**SHORT TASK**
Transcribe the entries exactly; images are not part of the copy.

**DATA EXTRACT**
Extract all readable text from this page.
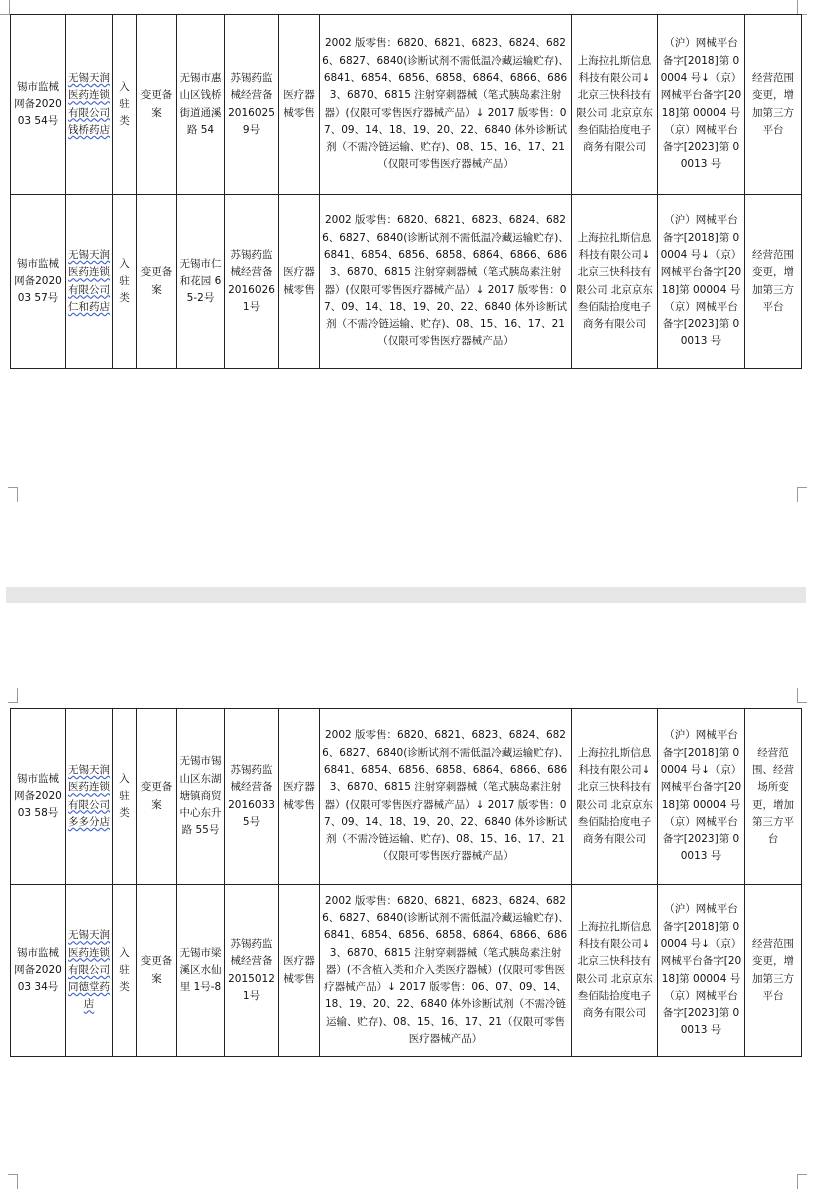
锡市监械网备202003 54号	无锡天润医药连锁有限公司钱桥药店	入驻类	变更备案	无锡市惠山区钱桥街道通溪路 54	苏锡药监械经营备 20160259号	医疗器械零售	2002 版零售：6820、6821、6823、6824、6826、6827、6840(诊断试剂不需低温冷藏运输贮存)、6841、6854、6856、6858、6864、6866、6863、6870、6815 注射穿刺器械（笔式胰岛素注射器）(仅限可零售医疗器械产品）↓ 2017 版零售：07、09、14、18、19、20、22、6840 体外诊断试剂（不需冷链运输、贮存)、08、15、16、17、21（仅限可零售医疗器械产品）	上海拉扎斯信息科技有限公司↓ 北京三快科技有限公司 北京京东叁佰陆拾度电子商务有限公司	（沪）网械平台备字[2018]第 00004 号↓（京）网械平台备字[2018]第 00004 号（京）网械平台备字[2023]第 00013 号	经营范围变更，增加第三方平台
锡市监械网备202003 57号	无锡天润医药连锁有限公司仁和药店	入驻类	变更备案	无锡市仁和花园 65-2号	苏锡药监械经营备 20160261号	医疗器械零售	2002 版零售：6820、6821、6823、6824、6826、6827、6840(诊断试剂不需低温冷藏运输贮存)、6841、6854、6856、6858、6864、6866、6863、6870、6815 注射穿刺器械（笔式胰岛素注射器）(仅限可零售医疗器械产品）↓ 2017 版零售：07、09、14、18、19、20、22、6840 体外诊断试剂（不需冷链运输、贮存)、08、15、16、17、21（仅限可零售医疗器械产品）	上海拉扎斯信息科技有限公司↓ 北京三快科技有限公司 北京京东叁佰陆拾度电子商务有限公司	（沪）网械平台备字[2018]第 00004 号↓（京）网械平台备字[2018]第 00004 号（京）网械平台备字[2023]第 00013 号	经营范围变更，增加第三方平台
锡市监械网备202003 58号	无锡天润医药连锁有限公司多多分店	入驻类	变更备案	无锡市锡山区东湖塘镇商贸中心东升路 55号	苏锡药监械经营备 20160335号	医疗器械零售	2002 版零售：6820、6821、6823、6824、6826、6827、6840(诊断试剂不需低温冷藏运输贮存)、6841、6854、6856、6858、6864、6866、6863、6870、6815 注射穿刺器械（笔式胰岛素注射器）(仅限可零售医疗器械产品）↓ 2017 版零售：07、09、14、18、19、20、22、6840 体外诊断试剂（不需冷链运输、贮存)、08、15、16、17、21（仅限可零售医疗器械产品）	上海拉扎斯信息科技有限公司↓ 北京三快科技有限公司 北京京东叁佰陆拾度电子商务有限公司	（沪）网械平台备字[2018]第 00004 号↓（京）网械平台备字[2018]第 00004 号（京）网械平台备字[2023]第 00013 号	经营范围、经营场所变更，增加第三方平台
锡市监械网备202003 34号	无锡天润医药连锁有限公司同德堂药店	入驻类	变更备案	无锡市梁溪区水仙里 1号-8	苏锡药监械经营备 20150121号	医疗器械零售	2002 版零售：6820、6821、6823、6824、6826、6827、6840(诊断试剂不需低温冷藏运输贮存)、6841、6854、6856、6858、6864、6866、6863、6870、6815 注射穿刺器械（笔式胰岛素注射器）(不含植入类和介入类医疗器械）(仅限可零售医疗器械产品）↓ 2017 版零售：06、07、09、14、18、19、20、22、6840 体外诊断试剂（不需冷链运输、贮存)、08、15、16、17、21（仅限可零售医疗器械产品）	上海拉扎斯信息科技有限公司↓ 北京三快科技有限公司 北京京东叁佰陆拾度电子商务有限公司	（沪）网械平台备字[2018]第 00004 号↓（京）网械平台备字[2018]第 00004 号（京）网械平台备字[2023]第 00013 号	经营范围变更，增加第三方平台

**CORRECT RESULT**
Extract all readable text from this page.
锡市监械网备202003 54号	无锡天润医药连锁有限公司钱桥药店	入驻类	变更备案	无锡市惠山区钱桥街道通溪路 54	苏锡药监械经营备 20160259号	医疗器械零售	2002 版零售：6820、6821、6823、6824、6826、6827、6840(诊断试剂不需低温冷藏运输贮存)、6841、6854、6856、6858、6864、6866、6863、6870、6815 注射穿刺器械（笔式胰岛素注射器）(仅限可零售医疗器械产品）↓ 2017 版零售：07、09、14、18、19、20、22、6840 体外诊断试剂（不需冷链运输、贮存)、08、15、16、17、21（仅限可零售医疗器械产品）	上海拉扎斯信息科技有限公司↓ 北京三快科技有限公司 北京京东叁佰陆拾度电子商务有限公司	（沪）网械平台备字[2018]第 00004 号↓（京）网械平台备字[2018]第 00004 号（京）网械平台备字[2023]第 00013 号	经营范围变更，增加第三方平台
锡市监械网备202003 57号	无锡天润医药连锁有限公司仁和药店	入驻类	变更备案	无锡市仁和花园 65-2号	苏锡药监械经营备 20160261号	医疗器械零售	2002 版零售：6820、6821、6823、6824、6826、6827、6840(诊断试剂不需低温冷藏运输贮存)、6841、6854、6856、6858、6864、6866、6863、6870、6815 注射穿刺器械（笔式胰岛素注射器）(仅限可零售医疗器械产品）↓ 2017 版零售：07、09、14、18、19、20、22、6840 体外诊断试剂（不需冷链运输、贮存)、08、15、16、17、21（仅限可零售医疗器械产品）	上海拉扎斯信息科技有限公司↓ 北京三快科技有限公司 北京京东叁佰陆拾度电子商务有限公司	（沪）网械平台备字[2018]第 00004 号↓（京）网械平台备字[2018]第 00004 号（京）网械平台备字[2023]第 00013 号	经营范围变更，增加第三方平台
锡市监械网备202003 58号	无锡天润医药连锁有限公司多多分店	入驻类	变更备案	无锡市锡山区东湖塘镇商贸中心东升路 55号	苏锡药监械经营备 20160335号	医疗器械零售	2002 版零售：6820、6821、6823、6824、6826、6827、6840(诊断试剂不需低温冷藏运输贮存)、6841、6854、6856、6858、6864、6866、6863、6870、6815 注射穿刺器械（笔式胰岛素注射器）(仅限可零售医疗器械产品）↓ 2017 版零售：07、09、14、18、19、20、22、6840 体外诊断试剂（不需冷链运输、贮存)、08、15、16、17、21（仅限可零售医疗器械产品）	上海拉扎斯信息科技有限公司↓ 北京三快科技有限公司 北京京东叁佰陆拾度电子商务有限公司	（沪）网械平台备字[2018]第 00004 号↓（京）网械平台备字[2018]第 00004 号（京）网械平台备字[2023]第 00013 号	经营范围、经营场所变更，增加第三方平台
锡市监械网备202003 34号	无锡天润医药连锁有限公司同德堂药店	入驻类	变更备案	无锡市梁溪区水仙里 1号-8	苏锡药监械经营备 20150121号	医疗器械零售	2002 版零售：6820、6821、6823、6824、6826、6827、6840(诊断试剂不需低温冷藏运输贮存)、6841、6854、6856、6858、6864、6866、6863、6870、6815 注射穿刺器械（笔式胰岛素注射器）(不含植入类和介入类医疗器械）(仅限可零售医疗器械产品）↓ 2017 版零售：06、07、09、14、18、19、20、22、6840 体外诊断试剂（不需冷链运输、贮存)、08、15、16、17、21（仅限可零售医疗器械产品）	上海拉扎斯信息科技有限公司↓ 北京三快科技有限公司 北京京东叁佰陆拾度电子商务有限公司	（沪）网械平台备字[2018]第 00004 号↓（京）网械平台备字[2018]第 00004 号（京）网械平台备字[2023]第 00013 号	经营范围变更，增加第三方平台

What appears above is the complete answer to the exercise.